◆ **What to work on**
Please repeat all of the lines that follow, exactly as written.

================

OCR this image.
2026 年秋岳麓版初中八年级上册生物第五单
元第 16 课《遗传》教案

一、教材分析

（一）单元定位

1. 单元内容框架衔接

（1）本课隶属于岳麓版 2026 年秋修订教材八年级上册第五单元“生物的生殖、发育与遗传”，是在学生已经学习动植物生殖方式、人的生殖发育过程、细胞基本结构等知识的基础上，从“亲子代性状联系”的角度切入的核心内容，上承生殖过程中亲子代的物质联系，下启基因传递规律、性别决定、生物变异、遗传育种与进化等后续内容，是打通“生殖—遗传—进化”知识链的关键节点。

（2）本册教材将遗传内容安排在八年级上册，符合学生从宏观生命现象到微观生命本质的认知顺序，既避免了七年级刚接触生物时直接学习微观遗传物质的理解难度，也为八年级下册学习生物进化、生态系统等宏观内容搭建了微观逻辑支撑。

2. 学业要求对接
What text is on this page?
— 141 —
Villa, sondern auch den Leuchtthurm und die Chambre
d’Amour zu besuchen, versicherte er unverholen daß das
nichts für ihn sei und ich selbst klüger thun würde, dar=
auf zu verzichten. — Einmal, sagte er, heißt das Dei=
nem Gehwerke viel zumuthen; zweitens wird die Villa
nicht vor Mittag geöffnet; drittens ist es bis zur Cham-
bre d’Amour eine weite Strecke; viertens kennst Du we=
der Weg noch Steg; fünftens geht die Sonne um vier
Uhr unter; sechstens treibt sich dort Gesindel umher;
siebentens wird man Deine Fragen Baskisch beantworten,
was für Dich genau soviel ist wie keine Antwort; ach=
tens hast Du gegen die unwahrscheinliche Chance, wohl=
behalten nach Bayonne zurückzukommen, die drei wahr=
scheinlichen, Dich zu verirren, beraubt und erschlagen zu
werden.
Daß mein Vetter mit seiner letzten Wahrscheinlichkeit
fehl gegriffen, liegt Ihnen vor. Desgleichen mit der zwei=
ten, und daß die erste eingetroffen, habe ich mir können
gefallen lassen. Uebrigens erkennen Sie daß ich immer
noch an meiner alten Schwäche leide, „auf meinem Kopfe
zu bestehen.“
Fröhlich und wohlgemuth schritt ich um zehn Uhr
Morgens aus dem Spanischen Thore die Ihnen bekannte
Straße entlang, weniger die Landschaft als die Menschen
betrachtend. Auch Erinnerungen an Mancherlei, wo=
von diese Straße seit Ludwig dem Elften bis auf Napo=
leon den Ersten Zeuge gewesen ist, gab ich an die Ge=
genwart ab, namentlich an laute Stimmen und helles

================

◆ **The result**
OCR this image.
2026 年秋岳麓版初中八年级上册生物第五单
元第 16 课《遗传》教案

一、教材分析

（一）单元定位

1. 单元内容框架衔接

（1）本课隶属于岳麓版 2026 年秋修订教材八年级上册第五单元“生物的生殖、发育与遗传”，是在学生已经学习动植物生殖方式、人的生殖发育过程、细胞基本结构等知识的基础上，从“亲子代性状联系”的角度切入的核心内容，上承生殖过程中亲子代的物质联系，下启基因传递规律、性别决定、生物变异、遗传育种与进化等后续内容，是打通“生殖—遗传—进化”知识链的关键节点。

（2）本册教材将遗传内容安排在八年级上册，符合学生从宏观生命现象到微观生命本质的认知顺序，既避免了七年级刚接触生物时直接学习微观遗传物质的理解难度，也为八年级下册学习生物进化、生态系统等宏观内容搭建了微观逻辑支撑。

2. 学业要求对接
What text is on this page?
— 141 —
Villa, sondern auch den Leuchtthurm und die Chambre
d’Amour zu besuchen, versicherte er unverholen daß das
nichts für ihn sei und ich selbst klüger thun würde, dar=
auf zu verzichten. — Einmal, sagte er, heißt das Dei=
nem Gehwerke viel zumuthen; zweitens wird die Villa
nicht vor Mittag geöffnet; drittens ist es bis zur Cham-
bre d’Amour eine weite Strecke; viertens kennst Du we=
der Weg noch Steg; fünftens geht die Sonne um vier
Uhr unter; sechstens treibt sich dort Gesindel umher;
siebentens wird man Deine Fragen Baskisch beantworten,
was für Dich genau soviel ist wie keine Antwort; ach=
tens hast Du gegen die unwahrscheinliche Chance, wohl=
behalten nach Bayonne zurückzukommen, die drei wahr=
scheinlichen, Dich zu verirren, beraubt und erschlagen zu
werden.
Daß mein Vetter mit seiner letzten Wahrscheinlichkeit
fehl gegriffen, liegt Ihnen vor. Desgleichen mit der zwei=
ten, und daß die erste eingetroffen, habe ich mir können
gefallen lassen. Uebrigens erkennen Sie daß ich immer
noch an meiner alten Schwäche leide, „auf meinem Kopfe
zu bestehen.“
Fröhlich und wohlgemuth schritt ich um zehn Uhr
Morgens aus dem Spanischen Thore die Ihnen bekannte
Straße entlang, weniger die Landschaft als die Menschen
betrachtend. Auch Erinnerungen an Mancherlei, wo=
von diese Straße seit Ludwig dem Elften bis auf Napo=
leon den Ersten Zeuge gewesen ist, gab ich an die Ge=
genwart ab, namentlich an laute Stimmen und helles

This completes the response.